> AIM OF THE TASK
Carry none of the pictures over; write out the complete data exactly.

> EXERCISE INPUT
#####

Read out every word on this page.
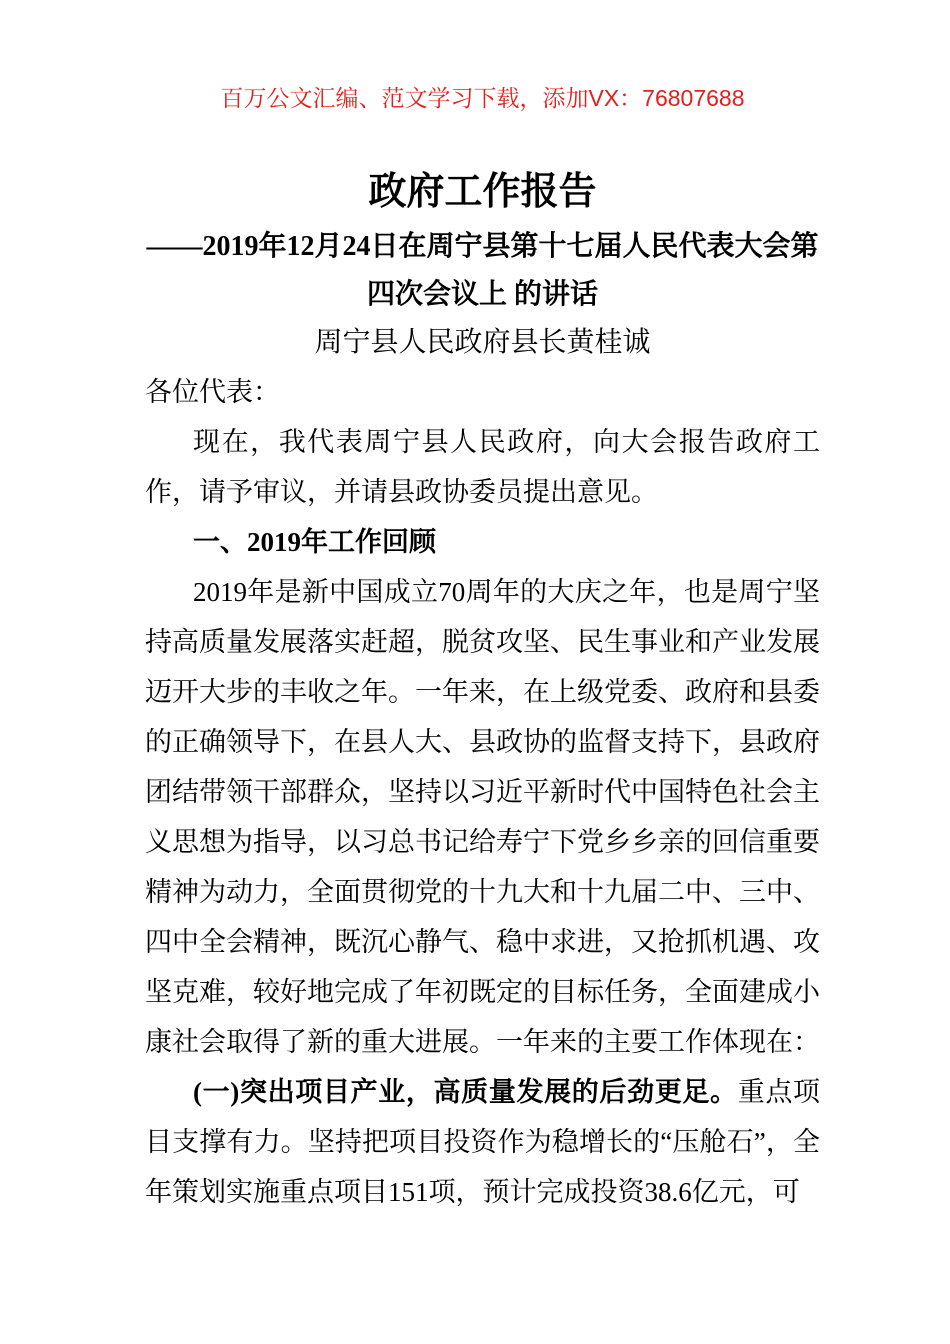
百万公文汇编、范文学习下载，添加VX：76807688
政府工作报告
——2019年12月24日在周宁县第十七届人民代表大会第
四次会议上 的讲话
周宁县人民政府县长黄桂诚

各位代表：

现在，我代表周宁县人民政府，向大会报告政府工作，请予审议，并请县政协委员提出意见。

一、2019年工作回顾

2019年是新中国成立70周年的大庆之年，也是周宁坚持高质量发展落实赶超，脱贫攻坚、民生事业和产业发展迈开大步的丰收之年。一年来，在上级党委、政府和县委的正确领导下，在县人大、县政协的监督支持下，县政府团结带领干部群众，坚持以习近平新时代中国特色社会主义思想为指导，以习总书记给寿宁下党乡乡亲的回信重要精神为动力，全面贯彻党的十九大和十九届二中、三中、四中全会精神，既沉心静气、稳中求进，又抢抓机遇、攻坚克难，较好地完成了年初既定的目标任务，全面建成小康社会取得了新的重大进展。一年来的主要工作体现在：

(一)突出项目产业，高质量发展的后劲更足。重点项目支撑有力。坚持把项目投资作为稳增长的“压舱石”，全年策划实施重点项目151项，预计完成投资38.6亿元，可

#####

> ANSWER TO THIS TASK
Read out every word on this page.
百万公文汇编、范文学习下载，添加VX：76807688
政府工作报告
——2019年12月24日在周宁县第十七届人民代表大会第
四次会议上 的讲话
周宁县人民政府县长黄桂诚

各位代表：

现在，我代表周宁县人民政府，向大会报告政府工作，请予审议，并请县政协委员提出意见。

一、2019年工作回顾

2019年是新中国成立70周年的大庆之年，也是周宁坚持高质量发展落实赶超，脱贫攻坚、民生事业和产业发展迈开大步的丰收之年。一年来，在上级党委、政府和县委的正确领导下，在县人大、县政协的监督支持下，县政府团结带领干部群众，坚持以习近平新时代中国特色社会主义思想为指导，以习总书记给寿宁下党乡乡亲的回信重要精神为动力，全面贯彻党的十九大和十九届二中、三中、四中全会精神，既沉心静气、稳中求进，又抢抓机遇、攻坚克难，较好地完成了年初既定的目标任务，全面建成小康社会取得了新的重大进展。一年来的主要工作体现在：

(一)突出项目产业，高质量发展的后劲更足。重点项目支撑有力。坚持把项目投资作为稳增长的“压舱石”，全年策划实施重点项目151项，预计完成投资38.6亿元，可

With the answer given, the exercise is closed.